# Aim of the task
Of the lines in the records that follow, how many include the word "Cell"? Answer with a bare number.

Extracts from a graphics dataset:
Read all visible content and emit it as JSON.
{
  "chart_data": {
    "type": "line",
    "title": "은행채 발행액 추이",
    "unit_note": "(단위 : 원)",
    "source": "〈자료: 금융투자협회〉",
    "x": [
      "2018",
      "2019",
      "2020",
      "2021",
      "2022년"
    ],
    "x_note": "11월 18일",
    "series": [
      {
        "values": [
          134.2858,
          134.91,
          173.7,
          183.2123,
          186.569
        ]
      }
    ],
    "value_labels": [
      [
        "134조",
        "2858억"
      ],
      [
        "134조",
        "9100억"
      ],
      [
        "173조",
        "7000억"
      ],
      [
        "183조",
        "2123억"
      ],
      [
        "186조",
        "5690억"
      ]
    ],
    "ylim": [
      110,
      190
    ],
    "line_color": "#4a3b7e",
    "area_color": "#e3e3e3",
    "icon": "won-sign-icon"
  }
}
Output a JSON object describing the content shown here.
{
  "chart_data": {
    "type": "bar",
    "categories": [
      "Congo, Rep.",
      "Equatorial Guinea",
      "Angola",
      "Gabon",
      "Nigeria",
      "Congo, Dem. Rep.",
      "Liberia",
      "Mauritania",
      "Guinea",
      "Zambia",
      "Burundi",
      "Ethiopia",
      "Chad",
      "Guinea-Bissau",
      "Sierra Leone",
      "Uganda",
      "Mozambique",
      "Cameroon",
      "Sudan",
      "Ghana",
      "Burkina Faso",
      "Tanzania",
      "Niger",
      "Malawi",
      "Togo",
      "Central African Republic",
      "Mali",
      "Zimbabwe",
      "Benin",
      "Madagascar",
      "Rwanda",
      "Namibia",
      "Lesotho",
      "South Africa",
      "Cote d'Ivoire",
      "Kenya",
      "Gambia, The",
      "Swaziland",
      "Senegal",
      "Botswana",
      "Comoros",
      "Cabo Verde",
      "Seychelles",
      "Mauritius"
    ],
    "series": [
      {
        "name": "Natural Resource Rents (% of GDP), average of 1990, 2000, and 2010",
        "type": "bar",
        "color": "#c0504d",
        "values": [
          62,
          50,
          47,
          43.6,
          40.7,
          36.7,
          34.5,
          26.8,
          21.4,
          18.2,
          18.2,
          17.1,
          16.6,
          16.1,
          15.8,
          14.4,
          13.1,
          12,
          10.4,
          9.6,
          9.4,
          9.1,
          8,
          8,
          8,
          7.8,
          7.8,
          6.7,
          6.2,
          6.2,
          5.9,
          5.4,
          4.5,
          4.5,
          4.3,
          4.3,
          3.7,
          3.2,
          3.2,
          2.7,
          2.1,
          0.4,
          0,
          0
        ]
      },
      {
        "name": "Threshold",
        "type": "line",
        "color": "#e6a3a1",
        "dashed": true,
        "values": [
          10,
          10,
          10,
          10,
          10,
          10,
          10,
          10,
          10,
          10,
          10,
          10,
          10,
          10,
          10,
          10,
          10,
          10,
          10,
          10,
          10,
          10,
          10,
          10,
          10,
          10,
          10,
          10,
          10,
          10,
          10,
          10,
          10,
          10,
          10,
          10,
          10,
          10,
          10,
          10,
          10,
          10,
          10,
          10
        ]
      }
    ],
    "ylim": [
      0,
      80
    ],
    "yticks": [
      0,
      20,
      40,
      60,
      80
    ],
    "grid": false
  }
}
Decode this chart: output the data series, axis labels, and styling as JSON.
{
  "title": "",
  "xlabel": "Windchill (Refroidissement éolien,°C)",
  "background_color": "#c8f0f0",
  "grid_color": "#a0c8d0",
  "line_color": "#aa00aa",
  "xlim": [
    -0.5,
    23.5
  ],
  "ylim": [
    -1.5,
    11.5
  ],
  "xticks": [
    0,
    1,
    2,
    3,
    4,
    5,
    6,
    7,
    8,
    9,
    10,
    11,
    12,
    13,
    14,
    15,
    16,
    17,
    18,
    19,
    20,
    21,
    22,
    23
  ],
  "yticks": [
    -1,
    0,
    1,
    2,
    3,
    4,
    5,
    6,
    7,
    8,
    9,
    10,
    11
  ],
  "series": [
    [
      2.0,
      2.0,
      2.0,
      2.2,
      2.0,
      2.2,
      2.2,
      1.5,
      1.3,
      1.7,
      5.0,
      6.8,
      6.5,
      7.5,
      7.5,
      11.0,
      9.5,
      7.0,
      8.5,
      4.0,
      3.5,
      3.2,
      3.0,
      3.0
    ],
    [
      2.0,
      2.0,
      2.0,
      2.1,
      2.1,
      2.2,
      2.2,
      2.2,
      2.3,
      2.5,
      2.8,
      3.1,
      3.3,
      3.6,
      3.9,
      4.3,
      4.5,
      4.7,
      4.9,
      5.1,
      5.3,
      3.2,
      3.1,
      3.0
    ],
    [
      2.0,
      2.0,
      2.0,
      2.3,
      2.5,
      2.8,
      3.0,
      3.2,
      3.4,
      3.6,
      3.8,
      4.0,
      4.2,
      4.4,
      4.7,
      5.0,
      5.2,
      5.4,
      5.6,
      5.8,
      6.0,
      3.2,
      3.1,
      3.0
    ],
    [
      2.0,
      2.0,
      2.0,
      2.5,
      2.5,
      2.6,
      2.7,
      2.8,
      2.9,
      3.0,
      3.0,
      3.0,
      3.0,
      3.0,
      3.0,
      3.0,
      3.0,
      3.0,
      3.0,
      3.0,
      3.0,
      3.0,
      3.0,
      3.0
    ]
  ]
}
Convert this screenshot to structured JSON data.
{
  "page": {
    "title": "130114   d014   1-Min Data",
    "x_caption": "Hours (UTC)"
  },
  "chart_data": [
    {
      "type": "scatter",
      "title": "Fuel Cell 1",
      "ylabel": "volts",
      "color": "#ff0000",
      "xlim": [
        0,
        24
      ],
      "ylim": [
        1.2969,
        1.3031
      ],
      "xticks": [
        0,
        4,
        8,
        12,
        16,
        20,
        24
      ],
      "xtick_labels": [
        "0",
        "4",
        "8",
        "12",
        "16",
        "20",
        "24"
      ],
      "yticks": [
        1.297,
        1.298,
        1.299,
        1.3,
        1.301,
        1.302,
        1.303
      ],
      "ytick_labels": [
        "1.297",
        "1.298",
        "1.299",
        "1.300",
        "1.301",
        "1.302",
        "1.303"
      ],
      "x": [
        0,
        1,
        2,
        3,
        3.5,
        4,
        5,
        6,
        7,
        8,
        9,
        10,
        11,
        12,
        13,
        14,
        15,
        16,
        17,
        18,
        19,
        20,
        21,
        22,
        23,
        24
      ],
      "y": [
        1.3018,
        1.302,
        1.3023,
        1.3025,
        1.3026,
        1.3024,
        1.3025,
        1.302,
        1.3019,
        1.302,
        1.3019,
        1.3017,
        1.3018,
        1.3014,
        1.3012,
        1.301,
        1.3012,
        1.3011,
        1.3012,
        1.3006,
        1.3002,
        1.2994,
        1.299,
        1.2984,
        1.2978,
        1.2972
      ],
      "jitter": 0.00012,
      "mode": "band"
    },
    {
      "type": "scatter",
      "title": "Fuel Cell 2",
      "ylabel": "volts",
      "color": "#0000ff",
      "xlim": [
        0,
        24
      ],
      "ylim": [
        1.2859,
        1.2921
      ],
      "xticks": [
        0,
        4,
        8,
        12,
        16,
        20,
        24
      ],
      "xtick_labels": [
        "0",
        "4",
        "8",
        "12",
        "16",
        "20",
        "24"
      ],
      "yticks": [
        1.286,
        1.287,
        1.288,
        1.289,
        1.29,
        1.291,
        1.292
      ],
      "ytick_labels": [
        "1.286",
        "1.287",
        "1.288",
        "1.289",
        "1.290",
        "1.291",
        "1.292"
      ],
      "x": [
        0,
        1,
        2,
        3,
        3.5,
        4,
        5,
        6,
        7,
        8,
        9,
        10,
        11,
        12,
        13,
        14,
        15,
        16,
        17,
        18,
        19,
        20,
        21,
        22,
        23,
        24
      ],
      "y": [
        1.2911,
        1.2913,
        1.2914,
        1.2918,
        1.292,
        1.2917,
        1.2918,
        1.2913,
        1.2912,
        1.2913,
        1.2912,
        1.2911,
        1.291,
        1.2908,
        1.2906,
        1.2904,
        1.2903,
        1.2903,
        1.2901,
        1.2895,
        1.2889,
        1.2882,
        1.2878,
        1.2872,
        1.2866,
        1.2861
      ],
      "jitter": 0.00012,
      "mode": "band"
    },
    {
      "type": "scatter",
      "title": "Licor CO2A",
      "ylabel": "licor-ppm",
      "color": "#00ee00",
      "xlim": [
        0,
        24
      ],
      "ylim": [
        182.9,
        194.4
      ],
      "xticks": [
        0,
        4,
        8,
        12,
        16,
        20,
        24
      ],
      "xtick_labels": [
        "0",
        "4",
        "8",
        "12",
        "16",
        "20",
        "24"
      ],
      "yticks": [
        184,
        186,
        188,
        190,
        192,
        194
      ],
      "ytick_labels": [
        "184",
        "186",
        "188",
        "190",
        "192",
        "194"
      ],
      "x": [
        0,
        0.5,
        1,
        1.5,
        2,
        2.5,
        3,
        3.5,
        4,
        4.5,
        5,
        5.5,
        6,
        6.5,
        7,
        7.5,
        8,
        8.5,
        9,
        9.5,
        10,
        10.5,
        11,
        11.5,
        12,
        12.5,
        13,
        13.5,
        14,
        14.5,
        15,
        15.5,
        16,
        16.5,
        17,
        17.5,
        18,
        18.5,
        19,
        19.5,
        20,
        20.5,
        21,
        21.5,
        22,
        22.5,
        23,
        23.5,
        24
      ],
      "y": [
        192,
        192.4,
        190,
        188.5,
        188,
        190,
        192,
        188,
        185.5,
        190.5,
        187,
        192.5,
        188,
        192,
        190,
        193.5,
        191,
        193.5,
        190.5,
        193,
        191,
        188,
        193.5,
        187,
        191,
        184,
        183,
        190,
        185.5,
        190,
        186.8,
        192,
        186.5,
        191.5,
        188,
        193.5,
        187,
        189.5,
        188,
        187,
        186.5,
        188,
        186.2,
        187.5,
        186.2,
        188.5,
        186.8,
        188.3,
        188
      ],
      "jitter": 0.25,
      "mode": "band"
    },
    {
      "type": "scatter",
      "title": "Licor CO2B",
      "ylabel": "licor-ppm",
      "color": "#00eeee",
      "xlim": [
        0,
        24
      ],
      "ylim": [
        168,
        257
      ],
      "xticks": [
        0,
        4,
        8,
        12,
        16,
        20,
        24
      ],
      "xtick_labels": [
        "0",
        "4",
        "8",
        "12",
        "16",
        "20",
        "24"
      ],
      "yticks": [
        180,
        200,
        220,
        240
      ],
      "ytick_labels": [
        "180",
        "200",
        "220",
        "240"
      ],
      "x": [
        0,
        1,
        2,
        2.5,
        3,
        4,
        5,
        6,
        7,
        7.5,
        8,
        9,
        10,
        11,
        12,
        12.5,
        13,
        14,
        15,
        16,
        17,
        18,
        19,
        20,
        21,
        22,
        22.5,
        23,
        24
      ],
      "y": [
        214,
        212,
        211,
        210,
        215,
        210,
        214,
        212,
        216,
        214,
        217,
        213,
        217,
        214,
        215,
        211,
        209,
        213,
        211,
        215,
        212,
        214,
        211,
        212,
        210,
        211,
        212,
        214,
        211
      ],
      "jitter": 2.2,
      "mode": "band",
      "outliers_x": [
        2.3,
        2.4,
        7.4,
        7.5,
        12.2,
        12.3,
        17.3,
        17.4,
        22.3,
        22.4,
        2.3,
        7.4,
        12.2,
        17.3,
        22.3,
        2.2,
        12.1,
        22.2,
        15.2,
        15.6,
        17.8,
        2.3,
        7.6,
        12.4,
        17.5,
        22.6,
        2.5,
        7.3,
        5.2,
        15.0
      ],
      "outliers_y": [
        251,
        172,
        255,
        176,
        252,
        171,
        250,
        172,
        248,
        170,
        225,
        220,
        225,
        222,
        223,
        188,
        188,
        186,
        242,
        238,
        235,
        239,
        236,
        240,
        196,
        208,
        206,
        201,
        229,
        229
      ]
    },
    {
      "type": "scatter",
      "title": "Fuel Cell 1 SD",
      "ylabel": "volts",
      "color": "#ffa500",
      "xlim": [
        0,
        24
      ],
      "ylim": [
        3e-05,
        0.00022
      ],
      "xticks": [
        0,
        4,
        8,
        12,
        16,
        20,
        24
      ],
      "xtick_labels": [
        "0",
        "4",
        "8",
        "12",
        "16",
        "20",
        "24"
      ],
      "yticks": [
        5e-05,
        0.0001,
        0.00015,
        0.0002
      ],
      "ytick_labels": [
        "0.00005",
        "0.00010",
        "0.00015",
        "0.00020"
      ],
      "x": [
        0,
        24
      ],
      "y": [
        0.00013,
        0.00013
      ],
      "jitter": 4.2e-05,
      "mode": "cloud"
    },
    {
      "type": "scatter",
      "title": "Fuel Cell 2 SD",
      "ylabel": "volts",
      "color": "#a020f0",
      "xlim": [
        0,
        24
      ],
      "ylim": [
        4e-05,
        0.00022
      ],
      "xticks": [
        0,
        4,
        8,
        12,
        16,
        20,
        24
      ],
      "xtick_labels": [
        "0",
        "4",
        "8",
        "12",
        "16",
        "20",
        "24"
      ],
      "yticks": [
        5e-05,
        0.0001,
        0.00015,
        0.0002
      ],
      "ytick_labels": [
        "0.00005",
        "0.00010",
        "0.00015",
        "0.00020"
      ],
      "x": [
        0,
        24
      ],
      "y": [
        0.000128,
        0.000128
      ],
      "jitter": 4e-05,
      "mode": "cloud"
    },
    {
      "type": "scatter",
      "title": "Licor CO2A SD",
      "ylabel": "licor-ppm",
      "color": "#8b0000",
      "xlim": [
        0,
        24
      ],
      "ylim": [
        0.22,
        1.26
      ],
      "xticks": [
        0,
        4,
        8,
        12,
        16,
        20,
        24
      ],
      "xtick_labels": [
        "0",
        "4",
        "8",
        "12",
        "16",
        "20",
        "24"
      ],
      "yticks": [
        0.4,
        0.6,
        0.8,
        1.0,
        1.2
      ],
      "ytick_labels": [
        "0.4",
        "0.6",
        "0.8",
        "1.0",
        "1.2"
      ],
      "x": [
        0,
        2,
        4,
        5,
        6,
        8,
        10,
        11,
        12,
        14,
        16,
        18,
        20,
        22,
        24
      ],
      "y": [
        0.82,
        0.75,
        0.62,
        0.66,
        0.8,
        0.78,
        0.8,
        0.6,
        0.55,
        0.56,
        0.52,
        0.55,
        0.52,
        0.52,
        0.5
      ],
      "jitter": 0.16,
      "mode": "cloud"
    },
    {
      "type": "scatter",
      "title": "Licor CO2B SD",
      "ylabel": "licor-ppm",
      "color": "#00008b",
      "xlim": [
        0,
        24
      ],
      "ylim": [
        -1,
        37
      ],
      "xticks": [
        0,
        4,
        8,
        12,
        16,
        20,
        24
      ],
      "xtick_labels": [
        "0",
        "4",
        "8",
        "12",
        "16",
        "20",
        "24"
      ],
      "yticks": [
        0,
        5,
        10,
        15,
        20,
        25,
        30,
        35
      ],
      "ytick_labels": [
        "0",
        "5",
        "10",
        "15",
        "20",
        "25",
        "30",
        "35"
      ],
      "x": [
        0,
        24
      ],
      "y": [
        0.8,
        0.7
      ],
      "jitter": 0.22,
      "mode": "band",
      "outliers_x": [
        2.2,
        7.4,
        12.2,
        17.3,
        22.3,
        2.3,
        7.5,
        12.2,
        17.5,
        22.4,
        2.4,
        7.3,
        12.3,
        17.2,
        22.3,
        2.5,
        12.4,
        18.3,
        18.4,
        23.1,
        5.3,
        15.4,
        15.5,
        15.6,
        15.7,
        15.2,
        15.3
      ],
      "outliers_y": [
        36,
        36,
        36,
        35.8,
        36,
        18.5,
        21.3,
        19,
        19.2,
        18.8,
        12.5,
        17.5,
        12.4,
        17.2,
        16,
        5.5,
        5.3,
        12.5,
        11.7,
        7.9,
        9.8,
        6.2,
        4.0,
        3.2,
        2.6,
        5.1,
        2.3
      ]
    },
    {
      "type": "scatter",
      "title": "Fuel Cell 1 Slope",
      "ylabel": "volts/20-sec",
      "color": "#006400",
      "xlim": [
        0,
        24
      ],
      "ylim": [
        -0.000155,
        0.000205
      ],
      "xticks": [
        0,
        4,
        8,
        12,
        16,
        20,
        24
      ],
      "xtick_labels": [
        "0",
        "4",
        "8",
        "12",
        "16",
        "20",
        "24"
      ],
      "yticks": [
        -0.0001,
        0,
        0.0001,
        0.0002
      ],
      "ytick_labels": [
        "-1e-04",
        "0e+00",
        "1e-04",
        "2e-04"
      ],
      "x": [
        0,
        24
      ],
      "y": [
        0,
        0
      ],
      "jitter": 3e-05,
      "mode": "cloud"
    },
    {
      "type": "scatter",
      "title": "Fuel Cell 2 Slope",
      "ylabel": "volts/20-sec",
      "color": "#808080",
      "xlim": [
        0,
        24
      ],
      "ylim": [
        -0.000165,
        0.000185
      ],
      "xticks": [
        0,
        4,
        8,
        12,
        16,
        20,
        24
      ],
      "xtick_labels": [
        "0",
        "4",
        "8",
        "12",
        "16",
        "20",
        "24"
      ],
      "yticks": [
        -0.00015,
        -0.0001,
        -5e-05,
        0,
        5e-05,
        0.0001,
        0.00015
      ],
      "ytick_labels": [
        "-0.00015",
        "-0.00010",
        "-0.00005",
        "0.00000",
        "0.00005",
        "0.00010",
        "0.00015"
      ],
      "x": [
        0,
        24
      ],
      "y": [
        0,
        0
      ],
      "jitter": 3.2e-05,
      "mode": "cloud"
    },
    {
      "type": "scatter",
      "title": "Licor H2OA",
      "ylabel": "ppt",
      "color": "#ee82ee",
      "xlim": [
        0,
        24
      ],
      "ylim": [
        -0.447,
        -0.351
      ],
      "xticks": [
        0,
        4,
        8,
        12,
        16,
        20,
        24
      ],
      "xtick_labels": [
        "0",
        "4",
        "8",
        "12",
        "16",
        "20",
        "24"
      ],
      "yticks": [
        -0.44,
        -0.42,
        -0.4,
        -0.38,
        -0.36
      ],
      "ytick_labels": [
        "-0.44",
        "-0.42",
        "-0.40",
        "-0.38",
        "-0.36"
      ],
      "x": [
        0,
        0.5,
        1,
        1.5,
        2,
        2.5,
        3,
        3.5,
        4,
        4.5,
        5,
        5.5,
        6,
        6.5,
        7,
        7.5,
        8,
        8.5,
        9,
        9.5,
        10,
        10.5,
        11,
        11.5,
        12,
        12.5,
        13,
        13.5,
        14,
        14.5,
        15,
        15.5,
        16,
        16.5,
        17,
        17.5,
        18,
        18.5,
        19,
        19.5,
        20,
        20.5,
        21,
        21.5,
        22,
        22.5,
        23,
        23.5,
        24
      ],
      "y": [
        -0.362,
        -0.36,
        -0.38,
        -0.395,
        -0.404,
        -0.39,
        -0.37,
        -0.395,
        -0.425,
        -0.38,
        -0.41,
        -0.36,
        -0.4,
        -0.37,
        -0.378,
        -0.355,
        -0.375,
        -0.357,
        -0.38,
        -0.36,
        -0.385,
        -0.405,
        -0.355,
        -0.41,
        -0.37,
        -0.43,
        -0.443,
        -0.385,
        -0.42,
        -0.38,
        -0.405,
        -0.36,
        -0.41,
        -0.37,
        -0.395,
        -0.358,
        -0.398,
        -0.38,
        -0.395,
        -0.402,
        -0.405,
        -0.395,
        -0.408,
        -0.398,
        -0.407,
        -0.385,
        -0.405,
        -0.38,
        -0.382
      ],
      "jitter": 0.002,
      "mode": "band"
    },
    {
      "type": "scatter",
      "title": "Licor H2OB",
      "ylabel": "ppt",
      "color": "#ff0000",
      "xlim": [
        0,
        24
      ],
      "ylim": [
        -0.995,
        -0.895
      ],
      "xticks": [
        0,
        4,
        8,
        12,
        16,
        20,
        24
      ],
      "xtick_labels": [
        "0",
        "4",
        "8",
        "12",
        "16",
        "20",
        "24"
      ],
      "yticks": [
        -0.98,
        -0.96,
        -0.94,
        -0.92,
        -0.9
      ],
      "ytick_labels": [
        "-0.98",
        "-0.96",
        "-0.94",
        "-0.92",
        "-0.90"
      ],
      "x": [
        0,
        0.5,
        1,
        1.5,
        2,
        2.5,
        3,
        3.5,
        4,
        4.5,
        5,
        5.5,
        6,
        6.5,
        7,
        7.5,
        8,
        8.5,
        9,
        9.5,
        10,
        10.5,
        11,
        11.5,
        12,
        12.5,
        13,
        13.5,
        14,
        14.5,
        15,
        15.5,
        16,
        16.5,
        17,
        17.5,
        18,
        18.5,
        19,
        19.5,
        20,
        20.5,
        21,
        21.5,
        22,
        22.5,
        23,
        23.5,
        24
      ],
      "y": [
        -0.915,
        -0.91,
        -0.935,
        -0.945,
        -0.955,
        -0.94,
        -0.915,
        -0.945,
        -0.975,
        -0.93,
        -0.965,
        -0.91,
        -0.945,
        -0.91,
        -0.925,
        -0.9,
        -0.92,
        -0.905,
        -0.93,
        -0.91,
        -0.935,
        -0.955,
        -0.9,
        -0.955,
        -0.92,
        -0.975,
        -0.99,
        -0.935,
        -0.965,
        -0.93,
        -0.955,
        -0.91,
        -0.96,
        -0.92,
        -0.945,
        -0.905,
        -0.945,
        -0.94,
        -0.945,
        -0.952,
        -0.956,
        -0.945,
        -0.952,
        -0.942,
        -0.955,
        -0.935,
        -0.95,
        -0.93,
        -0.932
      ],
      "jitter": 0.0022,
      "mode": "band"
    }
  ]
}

# Written answer
6